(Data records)
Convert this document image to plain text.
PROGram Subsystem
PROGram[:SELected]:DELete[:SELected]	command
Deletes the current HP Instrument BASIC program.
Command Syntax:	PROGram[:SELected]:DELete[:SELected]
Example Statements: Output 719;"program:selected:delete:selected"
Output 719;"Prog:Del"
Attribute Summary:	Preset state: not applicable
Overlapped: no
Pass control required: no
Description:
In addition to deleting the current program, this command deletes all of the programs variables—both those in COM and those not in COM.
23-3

---

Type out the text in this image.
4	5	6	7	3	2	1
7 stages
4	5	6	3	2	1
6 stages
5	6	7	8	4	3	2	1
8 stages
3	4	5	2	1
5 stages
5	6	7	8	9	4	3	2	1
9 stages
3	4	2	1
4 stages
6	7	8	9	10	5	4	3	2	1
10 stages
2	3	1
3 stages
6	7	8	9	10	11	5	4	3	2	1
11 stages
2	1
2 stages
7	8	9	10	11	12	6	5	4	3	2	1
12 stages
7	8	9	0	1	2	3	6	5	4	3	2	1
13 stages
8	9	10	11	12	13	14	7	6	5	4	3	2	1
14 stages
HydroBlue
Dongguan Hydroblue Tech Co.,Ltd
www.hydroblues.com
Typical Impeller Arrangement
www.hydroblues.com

== Problem to work on ==
Scan the entries above and work out how many lines include the word "image"; the reply is that number alone.

== Problem solution ==
2